# Required task
Copy each line where the word "arrow" occurs.
* * * * * * * * *
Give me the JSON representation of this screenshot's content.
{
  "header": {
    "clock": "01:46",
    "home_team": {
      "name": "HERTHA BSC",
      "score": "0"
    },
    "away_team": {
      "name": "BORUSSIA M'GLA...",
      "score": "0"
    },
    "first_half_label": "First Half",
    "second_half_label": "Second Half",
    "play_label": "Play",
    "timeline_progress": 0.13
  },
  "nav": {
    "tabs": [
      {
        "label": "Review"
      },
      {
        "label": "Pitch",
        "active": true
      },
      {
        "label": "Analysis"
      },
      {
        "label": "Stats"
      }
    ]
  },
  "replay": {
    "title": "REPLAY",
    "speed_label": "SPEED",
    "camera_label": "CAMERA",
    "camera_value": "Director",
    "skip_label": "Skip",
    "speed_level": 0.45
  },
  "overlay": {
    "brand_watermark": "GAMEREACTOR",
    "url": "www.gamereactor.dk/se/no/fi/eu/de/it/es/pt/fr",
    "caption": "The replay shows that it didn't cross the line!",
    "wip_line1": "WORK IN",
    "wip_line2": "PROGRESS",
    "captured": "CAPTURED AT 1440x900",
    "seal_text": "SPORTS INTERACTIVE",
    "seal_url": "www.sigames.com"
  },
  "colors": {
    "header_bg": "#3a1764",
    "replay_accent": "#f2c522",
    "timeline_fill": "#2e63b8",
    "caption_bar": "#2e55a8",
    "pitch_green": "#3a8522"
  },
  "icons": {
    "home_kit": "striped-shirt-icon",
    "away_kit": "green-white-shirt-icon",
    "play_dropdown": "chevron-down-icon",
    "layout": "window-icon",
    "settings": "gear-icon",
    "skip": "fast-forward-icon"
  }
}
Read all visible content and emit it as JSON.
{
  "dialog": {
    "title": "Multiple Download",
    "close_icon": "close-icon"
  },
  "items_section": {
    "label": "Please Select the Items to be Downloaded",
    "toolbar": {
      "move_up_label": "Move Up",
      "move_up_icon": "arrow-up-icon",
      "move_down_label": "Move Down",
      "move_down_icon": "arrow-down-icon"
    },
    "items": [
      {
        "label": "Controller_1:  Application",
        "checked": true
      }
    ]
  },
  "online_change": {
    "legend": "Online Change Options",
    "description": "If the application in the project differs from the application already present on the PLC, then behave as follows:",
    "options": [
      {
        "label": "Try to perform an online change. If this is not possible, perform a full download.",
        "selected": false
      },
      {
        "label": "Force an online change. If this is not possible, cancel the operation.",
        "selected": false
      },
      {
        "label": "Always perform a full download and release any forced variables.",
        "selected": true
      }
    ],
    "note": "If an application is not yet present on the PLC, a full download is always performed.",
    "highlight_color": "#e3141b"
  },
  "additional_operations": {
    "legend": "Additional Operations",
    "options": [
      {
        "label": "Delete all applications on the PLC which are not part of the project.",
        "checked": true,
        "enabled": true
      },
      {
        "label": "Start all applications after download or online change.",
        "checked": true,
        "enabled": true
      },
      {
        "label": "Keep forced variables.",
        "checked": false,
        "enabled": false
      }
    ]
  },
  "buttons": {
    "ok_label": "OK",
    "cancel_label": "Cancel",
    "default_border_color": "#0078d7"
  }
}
* * * * * * * * *
# Reply
      "move_up_icon": "arrow-up-icon",
      "move_down_icon": "arrow-down-icon"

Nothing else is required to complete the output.